■ Record list ■
::::

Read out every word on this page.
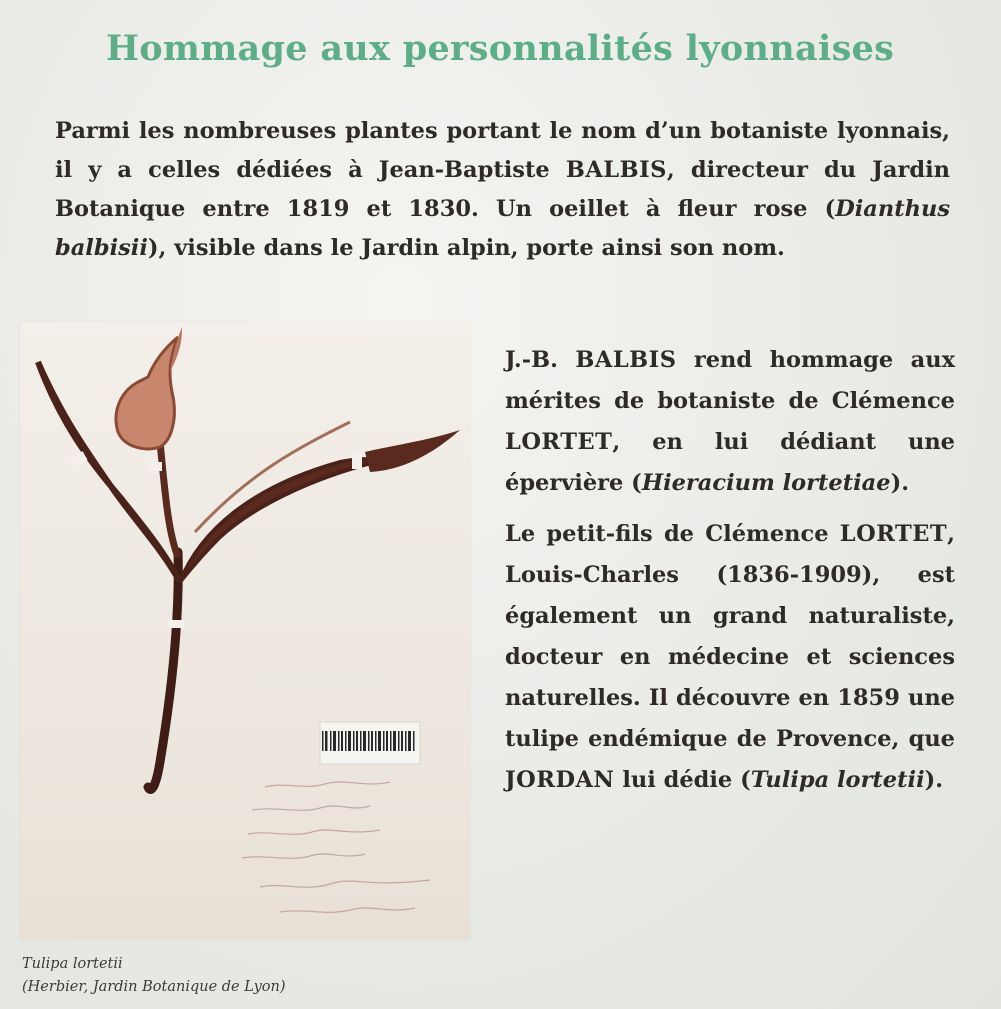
Hommage aux personnalités lyonnaises
Parmi les nombreuses plantes portant le nom d’un botaniste lyonnais, il y a celles dédiées à Jean-Baptiste BALBIS, directeur du Jardin Botanique entre 1819 et 1830. Un oeillet à fleur rose (Dianthus balbisii), visible dans le Jardin alpin, porte ainsi son nom.

J.-B. BALBIS rend hommage aux mérites de botaniste de Clémence LORTET, en lui dédiant une épervière (Hieracium lortetiae).

Le petit-fils de Clémence LORTET, Louis-Charles (1836-1909), est également un grand naturaliste, docteur en médecine et sciences naturelles. Il découvre en 1859 une tulipe endémique de Provence, que JORDAN lui dédie (Tulipa lortetii).

Tulipa lortetii
(Herbier, Jardin Botanique de Lyon)
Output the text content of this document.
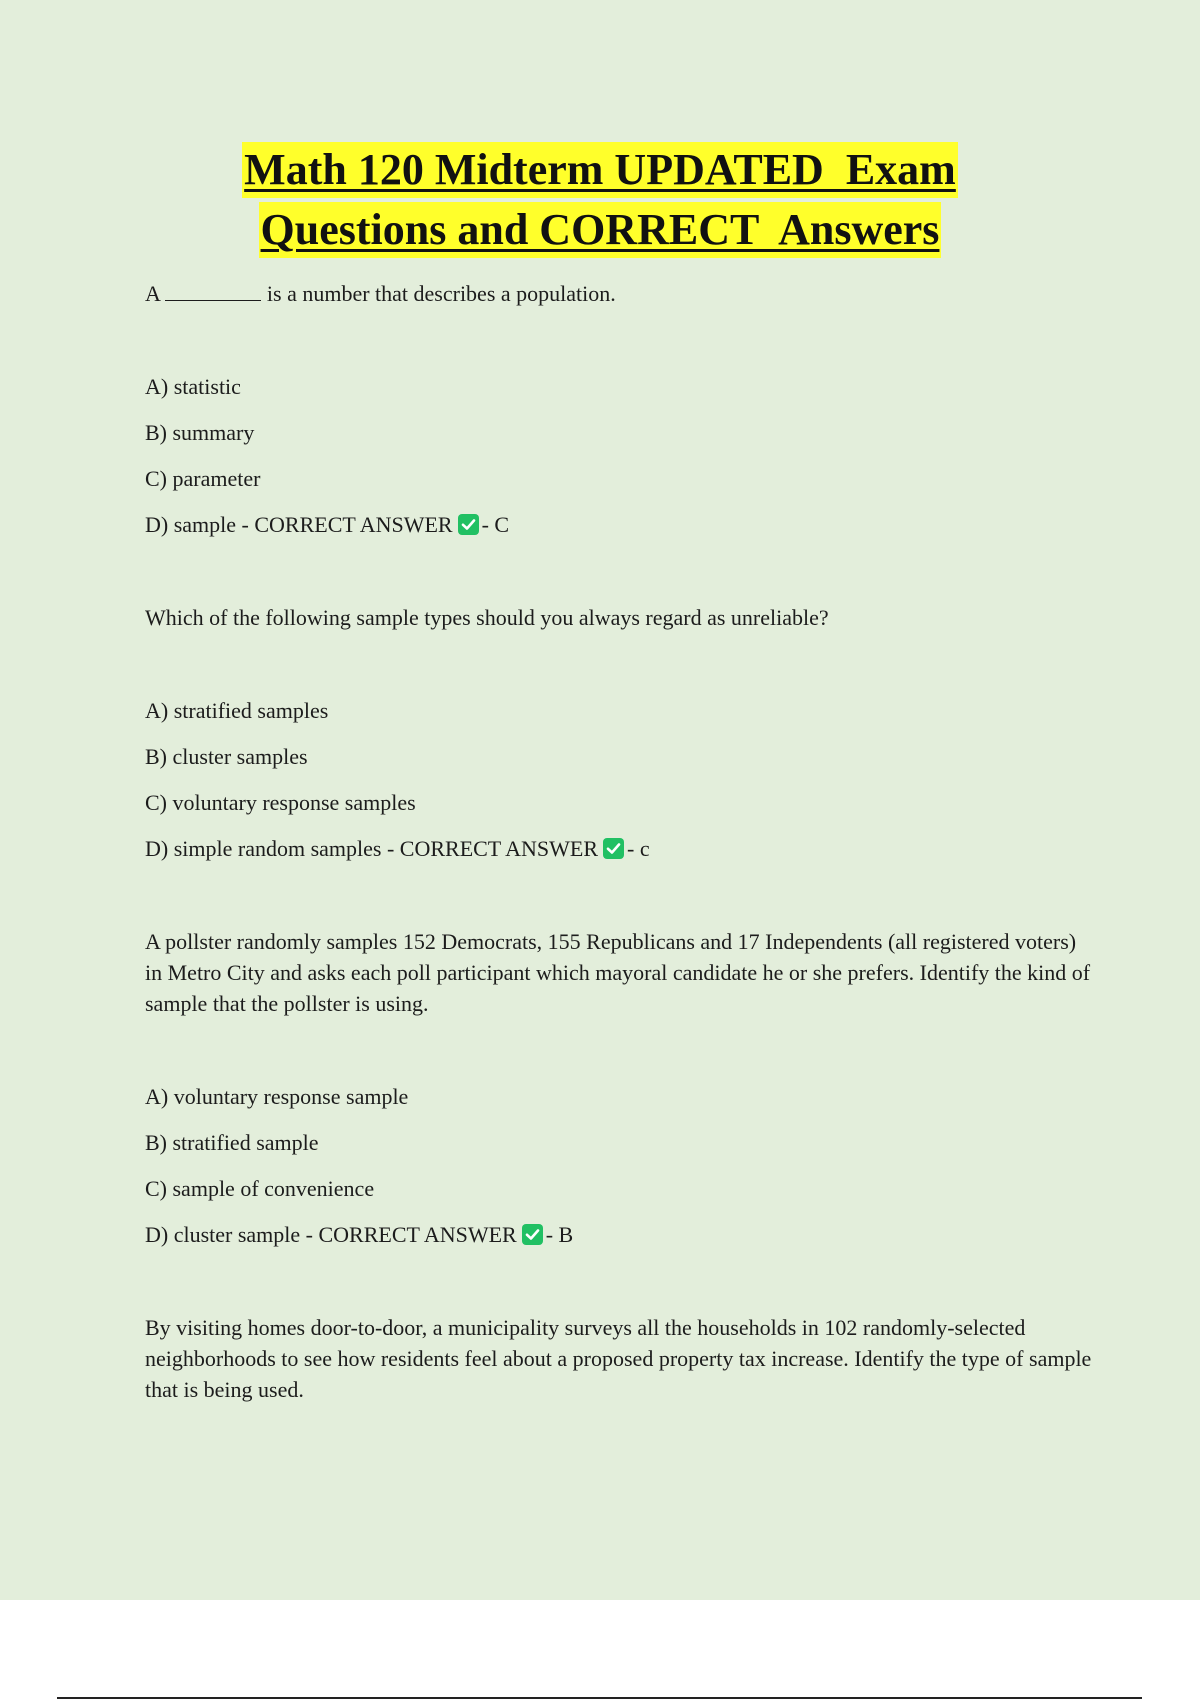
Math 120 Midterm UPDATED  Exam
Questions and CORRECT  Answers
A	is a number that describes a population.
A) statistic
B) summary
C) parameter
D) sample - CORRECT ANSWER - C
Which of the following sample types should you always regard as unreliable?
A) stratified samples
B) cluster samples
C) voluntary response samples
D) simple random samples - CORRECT ANSWER - c
A pollster randomly samples 152 Democrats, 155 Republicans and 17 Independents (all registered voters) in Metro City and asks each poll participant which mayoral candidate he or she prefers. Identify the kind of sample that the pollster is using.
A) voluntary response sample
B) stratified sample
C) sample of convenience
D) cluster sample - CORRECT ANSWER - B
By visiting homes door-to-door, a municipality surveys all the households in 102 randomly-selected neighborhoods to see how residents feel about a proposed property tax increase. Identify the type of sample that is being used.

::::

■ Problem to work on ■
Reproduce every entry word for word, but omit the pictures.

■ Output ■
Read out every word on this page.
Hommage aux personnalités lyonnaises
Parmi les nombreuses plantes portant le nom d’un botaniste lyonnais, il y a celles dédiées à Jean-Baptiste BALBIS, directeur du Jardin Botanique entre 1819 et 1830. Un oeillet à fleur rose (Dianthus balbisii), visible dans le Jardin alpin, porte ainsi son nom.

J.-B. BALBIS rend hommage aux mérites de botaniste de Clémence LORTET, en lui dédiant une épervière (Hieracium lortetiae).

Le petit-fils de Clémence LORTET, Louis-Charles (1836-1909), est également un grand naturaliste, docteur en médecine et sciences naturelles. Il découvre en 1859 une tulipe endémique de Provence, que JORDAN lui dédie (Tulipa lortetii).

Tulipa lortetii
(Herbier, Jardin Botanique de Lyon)
Output the text content of this document.
Math 120 Midterm UPDATED  Exam
Questions and CORRECT  Answers
A	is a number that describes a population.
A) statistic
B) summary
C) parameter
D) sample - CORRECT ANSWER - C
Which of the following sample types should you always regard as unreliable?
A) stratified samples
B) cluster samples
C) voluntary response samples
D) simple random samples - CORRECT ANSWER - c
A pollster randomly samples 152 Democrats, 155 Republicans and 17 Independents (all registered voters) in Metro City and asks each poll participant which mayoral candidate he or she prefers. Identify the kind of sample that the pollster is using.
A) voluntary response sample
B) stratified sample
C) sample of convenience
D) cluster sample - CORRECT ANSWER - B
By visiting homes door-to-door, a municipality surveys all the households in 102 randomly-selected neighborhoods to see how residents feel about a proposed property tax increase. Identify the type of sample that is being used.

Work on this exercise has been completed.